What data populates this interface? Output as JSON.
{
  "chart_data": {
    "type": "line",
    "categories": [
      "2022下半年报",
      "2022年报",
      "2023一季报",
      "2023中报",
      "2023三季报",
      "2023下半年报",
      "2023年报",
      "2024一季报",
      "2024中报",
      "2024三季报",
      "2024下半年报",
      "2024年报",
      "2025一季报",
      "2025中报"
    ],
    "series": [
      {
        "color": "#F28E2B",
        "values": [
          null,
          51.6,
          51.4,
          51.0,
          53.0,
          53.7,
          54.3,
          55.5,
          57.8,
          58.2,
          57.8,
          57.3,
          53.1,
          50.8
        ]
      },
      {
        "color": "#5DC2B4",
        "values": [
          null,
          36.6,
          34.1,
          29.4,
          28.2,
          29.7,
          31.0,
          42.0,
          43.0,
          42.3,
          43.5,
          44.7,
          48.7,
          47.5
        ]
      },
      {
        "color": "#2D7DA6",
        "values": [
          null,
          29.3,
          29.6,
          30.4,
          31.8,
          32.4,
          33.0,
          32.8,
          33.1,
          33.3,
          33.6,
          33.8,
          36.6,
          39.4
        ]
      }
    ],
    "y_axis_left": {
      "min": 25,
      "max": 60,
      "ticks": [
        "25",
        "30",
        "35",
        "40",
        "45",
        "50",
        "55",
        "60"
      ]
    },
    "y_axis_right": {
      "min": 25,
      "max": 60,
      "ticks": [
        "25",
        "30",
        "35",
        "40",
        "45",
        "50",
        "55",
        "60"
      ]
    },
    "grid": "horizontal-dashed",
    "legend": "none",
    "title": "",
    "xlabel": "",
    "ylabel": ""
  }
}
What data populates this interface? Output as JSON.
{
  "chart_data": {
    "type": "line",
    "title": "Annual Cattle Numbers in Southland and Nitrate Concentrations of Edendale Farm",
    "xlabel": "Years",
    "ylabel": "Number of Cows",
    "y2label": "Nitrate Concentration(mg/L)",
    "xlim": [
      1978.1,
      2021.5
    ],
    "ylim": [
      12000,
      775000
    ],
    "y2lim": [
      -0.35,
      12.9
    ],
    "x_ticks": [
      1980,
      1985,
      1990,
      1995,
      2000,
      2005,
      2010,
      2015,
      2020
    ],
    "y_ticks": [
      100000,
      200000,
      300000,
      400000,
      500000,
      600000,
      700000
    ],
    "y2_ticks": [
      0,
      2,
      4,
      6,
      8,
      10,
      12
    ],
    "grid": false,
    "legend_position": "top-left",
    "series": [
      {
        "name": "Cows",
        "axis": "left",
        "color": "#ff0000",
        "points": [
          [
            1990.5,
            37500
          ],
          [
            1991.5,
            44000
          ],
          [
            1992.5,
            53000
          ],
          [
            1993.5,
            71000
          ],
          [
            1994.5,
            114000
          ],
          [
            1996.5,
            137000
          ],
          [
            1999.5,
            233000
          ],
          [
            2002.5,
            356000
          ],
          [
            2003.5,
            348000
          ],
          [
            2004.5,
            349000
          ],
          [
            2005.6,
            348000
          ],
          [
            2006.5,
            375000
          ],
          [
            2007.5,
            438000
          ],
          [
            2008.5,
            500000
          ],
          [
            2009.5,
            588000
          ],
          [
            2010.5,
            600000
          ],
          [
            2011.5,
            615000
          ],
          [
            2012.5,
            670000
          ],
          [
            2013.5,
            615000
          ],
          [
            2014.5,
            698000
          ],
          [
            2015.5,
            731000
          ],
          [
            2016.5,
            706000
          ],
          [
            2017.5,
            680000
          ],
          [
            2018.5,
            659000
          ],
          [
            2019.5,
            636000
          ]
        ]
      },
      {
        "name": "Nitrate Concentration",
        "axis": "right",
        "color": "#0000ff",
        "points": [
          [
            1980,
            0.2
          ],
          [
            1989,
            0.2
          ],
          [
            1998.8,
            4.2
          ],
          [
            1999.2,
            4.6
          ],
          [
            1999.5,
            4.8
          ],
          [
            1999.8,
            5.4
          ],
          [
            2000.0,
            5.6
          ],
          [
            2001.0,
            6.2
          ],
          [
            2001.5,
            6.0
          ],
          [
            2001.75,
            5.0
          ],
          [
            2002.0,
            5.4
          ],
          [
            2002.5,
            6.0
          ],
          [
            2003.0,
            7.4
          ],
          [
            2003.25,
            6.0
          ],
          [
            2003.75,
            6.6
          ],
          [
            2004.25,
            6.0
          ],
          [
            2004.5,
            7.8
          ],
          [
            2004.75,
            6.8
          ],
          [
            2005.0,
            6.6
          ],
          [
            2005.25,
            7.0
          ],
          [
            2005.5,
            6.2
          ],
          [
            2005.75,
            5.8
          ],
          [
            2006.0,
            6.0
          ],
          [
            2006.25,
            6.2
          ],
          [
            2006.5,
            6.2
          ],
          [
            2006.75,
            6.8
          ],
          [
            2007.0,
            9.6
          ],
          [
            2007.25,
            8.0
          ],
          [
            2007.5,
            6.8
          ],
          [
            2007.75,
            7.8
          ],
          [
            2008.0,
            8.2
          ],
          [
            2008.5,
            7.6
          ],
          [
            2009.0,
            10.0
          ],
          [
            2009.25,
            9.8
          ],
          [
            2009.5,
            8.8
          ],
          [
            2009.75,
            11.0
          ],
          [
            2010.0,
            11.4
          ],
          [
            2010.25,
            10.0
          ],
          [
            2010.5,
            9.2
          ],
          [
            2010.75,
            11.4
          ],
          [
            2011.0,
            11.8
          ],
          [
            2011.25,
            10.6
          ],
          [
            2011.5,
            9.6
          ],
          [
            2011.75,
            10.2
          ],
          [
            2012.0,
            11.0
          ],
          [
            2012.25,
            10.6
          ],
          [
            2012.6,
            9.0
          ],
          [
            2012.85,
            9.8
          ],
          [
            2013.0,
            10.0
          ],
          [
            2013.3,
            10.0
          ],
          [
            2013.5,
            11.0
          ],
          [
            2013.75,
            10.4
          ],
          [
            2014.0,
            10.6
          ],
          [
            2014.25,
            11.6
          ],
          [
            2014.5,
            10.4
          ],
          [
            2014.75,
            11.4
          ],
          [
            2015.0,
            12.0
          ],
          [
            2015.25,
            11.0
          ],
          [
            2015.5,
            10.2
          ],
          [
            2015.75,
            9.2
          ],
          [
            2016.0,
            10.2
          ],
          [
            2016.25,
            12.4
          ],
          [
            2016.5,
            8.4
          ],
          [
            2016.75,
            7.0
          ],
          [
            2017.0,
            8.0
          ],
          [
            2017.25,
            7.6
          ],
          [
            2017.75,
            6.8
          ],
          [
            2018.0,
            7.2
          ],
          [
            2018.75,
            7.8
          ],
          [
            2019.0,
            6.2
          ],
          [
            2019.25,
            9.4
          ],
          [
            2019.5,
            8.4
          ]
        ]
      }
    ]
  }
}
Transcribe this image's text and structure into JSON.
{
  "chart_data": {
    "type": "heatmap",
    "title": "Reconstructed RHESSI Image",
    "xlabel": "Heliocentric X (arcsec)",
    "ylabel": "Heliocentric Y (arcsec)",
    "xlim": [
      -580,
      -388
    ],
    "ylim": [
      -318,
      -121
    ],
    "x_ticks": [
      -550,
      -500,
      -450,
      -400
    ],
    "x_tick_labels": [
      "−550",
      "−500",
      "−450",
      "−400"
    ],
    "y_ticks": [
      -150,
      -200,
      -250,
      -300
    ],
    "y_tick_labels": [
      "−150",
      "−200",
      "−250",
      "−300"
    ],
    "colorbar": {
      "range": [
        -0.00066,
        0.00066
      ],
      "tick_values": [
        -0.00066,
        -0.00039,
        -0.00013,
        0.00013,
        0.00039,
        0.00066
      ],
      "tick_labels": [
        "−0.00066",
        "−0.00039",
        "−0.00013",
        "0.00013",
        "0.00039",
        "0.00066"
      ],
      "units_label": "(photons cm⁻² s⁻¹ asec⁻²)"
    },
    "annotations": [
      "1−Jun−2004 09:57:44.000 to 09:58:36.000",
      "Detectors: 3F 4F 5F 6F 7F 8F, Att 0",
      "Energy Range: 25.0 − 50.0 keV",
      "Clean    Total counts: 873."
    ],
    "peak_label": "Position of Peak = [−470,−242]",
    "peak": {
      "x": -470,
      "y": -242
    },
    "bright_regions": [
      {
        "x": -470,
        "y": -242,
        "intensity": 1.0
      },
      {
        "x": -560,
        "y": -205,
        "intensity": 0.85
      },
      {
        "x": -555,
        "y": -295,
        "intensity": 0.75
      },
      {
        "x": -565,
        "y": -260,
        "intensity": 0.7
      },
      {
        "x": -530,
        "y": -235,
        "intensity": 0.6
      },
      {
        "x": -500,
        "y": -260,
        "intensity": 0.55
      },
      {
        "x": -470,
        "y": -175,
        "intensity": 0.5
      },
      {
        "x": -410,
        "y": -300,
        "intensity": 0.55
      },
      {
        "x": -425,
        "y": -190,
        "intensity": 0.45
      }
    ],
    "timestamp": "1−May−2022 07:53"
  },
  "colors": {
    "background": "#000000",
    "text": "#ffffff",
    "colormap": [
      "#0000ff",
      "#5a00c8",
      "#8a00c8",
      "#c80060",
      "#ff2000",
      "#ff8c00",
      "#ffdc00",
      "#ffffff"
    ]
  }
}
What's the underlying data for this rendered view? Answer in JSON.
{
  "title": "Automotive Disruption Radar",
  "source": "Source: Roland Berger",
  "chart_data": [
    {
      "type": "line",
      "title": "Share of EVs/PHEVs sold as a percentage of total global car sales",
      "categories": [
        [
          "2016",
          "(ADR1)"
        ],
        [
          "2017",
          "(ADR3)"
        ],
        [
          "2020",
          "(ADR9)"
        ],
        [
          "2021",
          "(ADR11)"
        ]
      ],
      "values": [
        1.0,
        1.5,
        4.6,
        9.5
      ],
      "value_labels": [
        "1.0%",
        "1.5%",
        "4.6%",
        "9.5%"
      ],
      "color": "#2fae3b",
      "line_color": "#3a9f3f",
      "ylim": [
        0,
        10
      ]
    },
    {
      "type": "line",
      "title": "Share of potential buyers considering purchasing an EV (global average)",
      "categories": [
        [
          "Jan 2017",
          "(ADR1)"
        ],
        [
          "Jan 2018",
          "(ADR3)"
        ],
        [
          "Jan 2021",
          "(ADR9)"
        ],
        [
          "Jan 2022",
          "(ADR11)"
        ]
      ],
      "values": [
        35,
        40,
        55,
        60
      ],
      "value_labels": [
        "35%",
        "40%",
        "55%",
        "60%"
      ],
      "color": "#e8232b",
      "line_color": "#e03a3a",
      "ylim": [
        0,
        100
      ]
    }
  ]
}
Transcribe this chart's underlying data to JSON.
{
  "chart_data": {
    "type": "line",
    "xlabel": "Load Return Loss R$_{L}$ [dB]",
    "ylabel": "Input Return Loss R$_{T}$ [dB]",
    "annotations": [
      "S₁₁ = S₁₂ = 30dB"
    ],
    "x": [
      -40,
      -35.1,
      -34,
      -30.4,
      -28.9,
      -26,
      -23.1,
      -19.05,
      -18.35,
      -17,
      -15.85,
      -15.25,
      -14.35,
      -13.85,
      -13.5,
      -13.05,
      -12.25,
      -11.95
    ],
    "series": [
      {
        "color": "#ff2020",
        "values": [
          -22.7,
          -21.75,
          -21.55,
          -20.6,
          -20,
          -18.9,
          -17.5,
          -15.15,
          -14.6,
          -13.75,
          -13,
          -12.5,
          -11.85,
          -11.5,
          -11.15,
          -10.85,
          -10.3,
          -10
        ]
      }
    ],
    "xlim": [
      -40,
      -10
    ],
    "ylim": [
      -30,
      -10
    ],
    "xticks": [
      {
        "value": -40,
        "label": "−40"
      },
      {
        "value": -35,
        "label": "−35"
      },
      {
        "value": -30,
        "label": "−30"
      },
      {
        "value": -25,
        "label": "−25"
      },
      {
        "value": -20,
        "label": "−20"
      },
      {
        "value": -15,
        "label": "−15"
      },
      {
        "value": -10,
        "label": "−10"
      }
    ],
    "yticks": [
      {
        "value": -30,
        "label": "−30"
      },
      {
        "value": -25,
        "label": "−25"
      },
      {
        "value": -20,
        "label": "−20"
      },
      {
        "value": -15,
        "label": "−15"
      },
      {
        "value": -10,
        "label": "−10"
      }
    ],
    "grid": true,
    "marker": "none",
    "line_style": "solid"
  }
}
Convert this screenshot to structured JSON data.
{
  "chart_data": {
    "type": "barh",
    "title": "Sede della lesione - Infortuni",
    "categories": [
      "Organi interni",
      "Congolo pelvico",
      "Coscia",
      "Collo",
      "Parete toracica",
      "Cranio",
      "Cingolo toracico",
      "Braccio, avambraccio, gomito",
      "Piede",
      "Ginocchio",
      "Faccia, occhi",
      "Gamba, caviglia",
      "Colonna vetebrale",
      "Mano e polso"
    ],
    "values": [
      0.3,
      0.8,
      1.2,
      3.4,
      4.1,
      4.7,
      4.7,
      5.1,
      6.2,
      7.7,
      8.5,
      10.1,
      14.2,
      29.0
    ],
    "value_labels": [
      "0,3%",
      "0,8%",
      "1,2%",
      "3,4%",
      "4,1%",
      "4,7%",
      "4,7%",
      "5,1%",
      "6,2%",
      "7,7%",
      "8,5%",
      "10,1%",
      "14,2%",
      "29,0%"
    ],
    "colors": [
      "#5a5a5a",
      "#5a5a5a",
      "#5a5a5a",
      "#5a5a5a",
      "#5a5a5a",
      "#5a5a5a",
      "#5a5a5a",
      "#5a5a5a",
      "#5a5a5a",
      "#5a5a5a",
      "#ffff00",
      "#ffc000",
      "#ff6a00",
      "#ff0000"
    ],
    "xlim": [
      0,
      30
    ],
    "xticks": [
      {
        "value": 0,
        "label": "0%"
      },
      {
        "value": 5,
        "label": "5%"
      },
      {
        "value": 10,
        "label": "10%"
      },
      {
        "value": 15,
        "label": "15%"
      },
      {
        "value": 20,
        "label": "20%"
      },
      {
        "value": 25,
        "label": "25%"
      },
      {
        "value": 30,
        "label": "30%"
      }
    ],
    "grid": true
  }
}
_ _ _ _
WHAT IS REQUIRED: Check each line of the data above for the string "text", then report how many lines have it, with no other words.

OUTPUT OF THE EXERCISE: 2